* _What is needed_:
Report only how many lines hold the word "modena".
◇ ◇ ◇ ◇ ◇ ◇ ◇
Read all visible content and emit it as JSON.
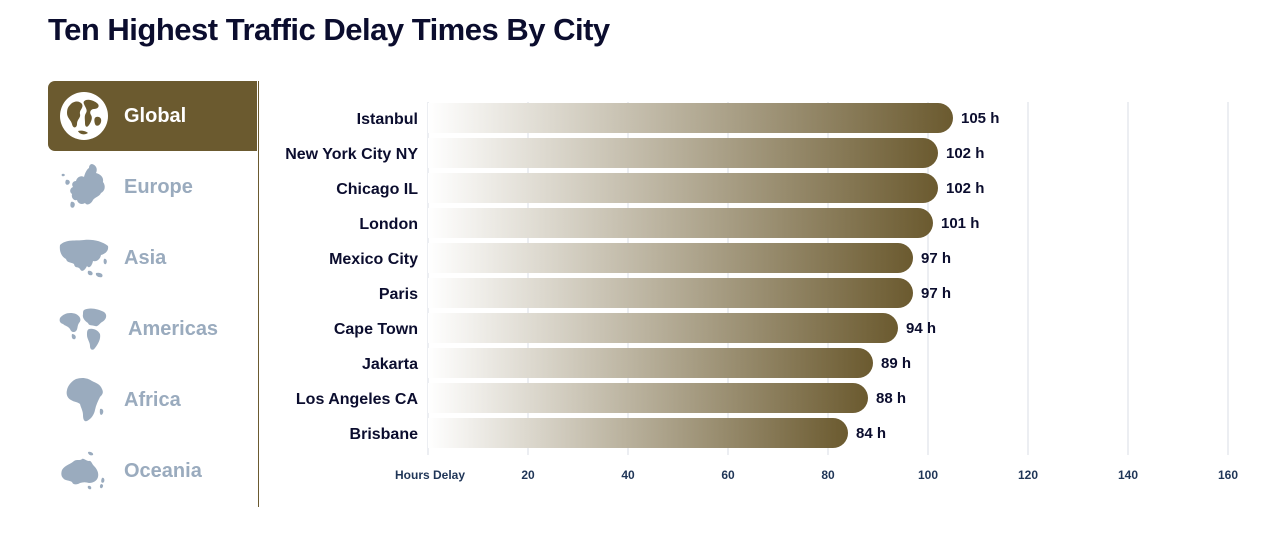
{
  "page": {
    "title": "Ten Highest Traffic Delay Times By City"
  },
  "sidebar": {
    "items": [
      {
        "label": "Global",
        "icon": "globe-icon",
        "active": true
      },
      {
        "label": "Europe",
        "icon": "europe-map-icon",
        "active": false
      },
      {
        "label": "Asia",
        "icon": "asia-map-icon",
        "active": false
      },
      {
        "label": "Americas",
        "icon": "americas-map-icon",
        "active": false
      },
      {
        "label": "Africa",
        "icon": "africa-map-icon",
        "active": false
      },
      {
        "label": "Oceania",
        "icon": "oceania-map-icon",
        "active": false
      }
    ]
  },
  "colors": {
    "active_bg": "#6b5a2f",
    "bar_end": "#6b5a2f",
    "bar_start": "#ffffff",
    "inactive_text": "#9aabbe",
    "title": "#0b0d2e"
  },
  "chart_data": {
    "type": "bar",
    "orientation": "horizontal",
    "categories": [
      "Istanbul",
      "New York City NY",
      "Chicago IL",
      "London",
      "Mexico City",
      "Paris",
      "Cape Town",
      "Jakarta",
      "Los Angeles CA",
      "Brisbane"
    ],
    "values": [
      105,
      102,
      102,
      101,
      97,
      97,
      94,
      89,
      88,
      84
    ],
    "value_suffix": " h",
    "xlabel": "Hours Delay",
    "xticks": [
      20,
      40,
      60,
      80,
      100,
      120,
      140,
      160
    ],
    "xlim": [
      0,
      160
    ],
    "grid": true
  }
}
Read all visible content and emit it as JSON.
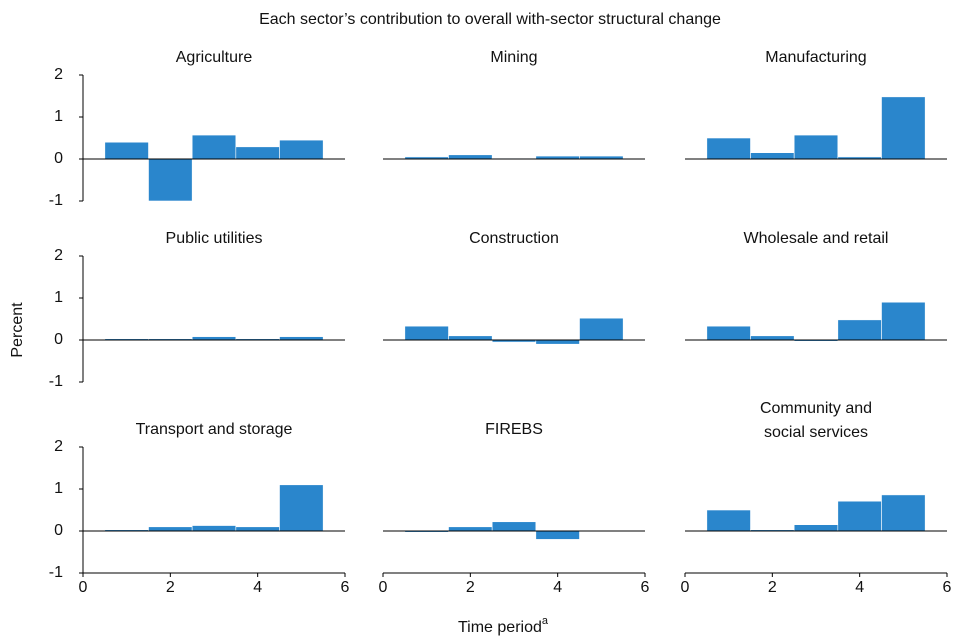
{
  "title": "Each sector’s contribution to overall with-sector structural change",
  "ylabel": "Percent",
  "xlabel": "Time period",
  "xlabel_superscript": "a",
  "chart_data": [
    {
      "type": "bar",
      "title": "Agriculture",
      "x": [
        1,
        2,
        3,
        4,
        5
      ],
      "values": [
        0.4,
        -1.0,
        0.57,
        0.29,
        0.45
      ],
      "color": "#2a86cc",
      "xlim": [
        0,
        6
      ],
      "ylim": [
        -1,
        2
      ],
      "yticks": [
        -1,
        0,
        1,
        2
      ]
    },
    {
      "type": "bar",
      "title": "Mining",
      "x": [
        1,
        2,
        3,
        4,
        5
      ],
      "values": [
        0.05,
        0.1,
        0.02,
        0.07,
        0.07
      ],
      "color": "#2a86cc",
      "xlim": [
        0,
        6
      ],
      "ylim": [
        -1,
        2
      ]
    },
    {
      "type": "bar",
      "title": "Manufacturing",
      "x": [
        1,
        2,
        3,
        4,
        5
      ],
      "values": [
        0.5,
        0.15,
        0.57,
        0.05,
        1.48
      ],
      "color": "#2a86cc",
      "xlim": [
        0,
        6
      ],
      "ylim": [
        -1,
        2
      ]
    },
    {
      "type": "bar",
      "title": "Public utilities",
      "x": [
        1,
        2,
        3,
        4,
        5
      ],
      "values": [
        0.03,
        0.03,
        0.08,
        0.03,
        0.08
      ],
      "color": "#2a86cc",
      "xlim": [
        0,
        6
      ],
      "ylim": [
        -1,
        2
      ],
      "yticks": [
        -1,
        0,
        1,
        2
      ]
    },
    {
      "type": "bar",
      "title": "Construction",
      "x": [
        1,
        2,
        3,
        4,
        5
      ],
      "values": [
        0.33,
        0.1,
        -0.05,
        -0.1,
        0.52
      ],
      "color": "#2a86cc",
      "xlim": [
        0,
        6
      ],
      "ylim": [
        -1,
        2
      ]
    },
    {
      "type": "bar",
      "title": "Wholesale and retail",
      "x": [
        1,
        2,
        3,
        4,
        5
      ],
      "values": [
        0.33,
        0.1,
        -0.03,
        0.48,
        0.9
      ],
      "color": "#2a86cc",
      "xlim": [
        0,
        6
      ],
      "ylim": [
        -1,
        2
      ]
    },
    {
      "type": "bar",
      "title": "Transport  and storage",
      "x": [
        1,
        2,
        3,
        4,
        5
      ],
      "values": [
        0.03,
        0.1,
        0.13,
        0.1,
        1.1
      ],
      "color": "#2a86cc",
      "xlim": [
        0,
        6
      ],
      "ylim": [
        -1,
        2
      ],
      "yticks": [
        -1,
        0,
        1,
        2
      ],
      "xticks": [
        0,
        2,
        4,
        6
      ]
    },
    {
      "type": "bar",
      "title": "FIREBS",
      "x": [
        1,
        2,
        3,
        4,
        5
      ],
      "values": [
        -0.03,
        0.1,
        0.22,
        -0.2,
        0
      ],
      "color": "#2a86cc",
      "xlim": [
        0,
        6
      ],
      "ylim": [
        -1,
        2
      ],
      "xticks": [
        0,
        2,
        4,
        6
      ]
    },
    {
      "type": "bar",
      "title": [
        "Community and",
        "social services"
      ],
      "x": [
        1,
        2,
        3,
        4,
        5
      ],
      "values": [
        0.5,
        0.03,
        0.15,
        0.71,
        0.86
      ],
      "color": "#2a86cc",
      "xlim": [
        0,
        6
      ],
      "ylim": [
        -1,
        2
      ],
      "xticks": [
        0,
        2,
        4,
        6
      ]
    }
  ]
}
◇ ◇ ◇ ◇ ◇ ◇ ◇
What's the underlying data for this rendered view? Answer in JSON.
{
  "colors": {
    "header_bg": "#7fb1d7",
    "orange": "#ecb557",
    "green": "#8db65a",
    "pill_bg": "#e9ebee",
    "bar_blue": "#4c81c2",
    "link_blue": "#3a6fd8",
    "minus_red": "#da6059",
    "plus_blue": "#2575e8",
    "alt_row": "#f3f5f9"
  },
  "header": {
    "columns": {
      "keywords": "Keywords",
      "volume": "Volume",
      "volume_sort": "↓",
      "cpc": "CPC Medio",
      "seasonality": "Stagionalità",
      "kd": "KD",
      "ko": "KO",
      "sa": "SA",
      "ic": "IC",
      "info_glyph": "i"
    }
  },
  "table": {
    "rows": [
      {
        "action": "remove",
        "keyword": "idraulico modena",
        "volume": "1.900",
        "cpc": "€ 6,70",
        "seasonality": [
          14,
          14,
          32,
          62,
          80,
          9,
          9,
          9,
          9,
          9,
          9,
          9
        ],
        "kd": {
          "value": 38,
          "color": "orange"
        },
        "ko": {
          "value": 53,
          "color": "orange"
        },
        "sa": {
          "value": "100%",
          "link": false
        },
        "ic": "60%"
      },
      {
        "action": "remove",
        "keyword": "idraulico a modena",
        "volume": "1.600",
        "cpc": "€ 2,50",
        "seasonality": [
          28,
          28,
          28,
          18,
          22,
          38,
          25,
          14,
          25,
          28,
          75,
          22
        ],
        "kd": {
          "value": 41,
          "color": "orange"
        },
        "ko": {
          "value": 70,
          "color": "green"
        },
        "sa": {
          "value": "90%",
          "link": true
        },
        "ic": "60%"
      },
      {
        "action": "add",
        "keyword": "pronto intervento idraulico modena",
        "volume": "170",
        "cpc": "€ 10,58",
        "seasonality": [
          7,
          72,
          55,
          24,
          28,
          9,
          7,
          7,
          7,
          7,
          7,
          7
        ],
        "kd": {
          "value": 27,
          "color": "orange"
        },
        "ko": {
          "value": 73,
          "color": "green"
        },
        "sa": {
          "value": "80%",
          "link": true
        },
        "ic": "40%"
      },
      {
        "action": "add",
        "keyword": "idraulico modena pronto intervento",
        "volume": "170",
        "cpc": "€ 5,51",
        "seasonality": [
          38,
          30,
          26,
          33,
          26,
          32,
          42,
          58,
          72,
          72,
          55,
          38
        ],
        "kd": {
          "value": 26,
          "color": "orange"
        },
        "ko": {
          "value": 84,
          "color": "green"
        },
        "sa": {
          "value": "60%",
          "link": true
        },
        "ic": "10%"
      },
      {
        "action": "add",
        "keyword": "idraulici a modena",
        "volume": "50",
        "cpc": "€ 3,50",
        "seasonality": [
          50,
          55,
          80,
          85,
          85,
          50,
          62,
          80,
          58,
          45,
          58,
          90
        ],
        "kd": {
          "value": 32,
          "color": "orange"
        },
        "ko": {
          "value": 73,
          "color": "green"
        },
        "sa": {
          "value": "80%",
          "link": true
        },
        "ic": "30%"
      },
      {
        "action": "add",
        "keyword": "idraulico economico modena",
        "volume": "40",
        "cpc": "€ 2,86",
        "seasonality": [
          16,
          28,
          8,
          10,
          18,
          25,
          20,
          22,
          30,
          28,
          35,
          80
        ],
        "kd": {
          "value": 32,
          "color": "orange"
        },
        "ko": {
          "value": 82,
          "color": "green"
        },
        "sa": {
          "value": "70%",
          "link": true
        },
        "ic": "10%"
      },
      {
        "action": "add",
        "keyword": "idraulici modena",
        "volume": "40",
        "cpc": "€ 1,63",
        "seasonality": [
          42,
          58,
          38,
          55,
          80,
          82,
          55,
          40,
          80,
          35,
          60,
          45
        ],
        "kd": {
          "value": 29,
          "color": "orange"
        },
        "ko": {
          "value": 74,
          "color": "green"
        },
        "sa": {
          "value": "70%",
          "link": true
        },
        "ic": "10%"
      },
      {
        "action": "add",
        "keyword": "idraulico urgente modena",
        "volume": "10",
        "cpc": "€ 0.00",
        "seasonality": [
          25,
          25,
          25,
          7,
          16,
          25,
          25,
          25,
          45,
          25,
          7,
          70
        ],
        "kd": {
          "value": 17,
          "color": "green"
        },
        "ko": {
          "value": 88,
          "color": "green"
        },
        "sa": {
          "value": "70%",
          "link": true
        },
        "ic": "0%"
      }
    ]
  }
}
◇ ◇ ◇ ◇ ◇ ◇ ◇
* _Result_:
8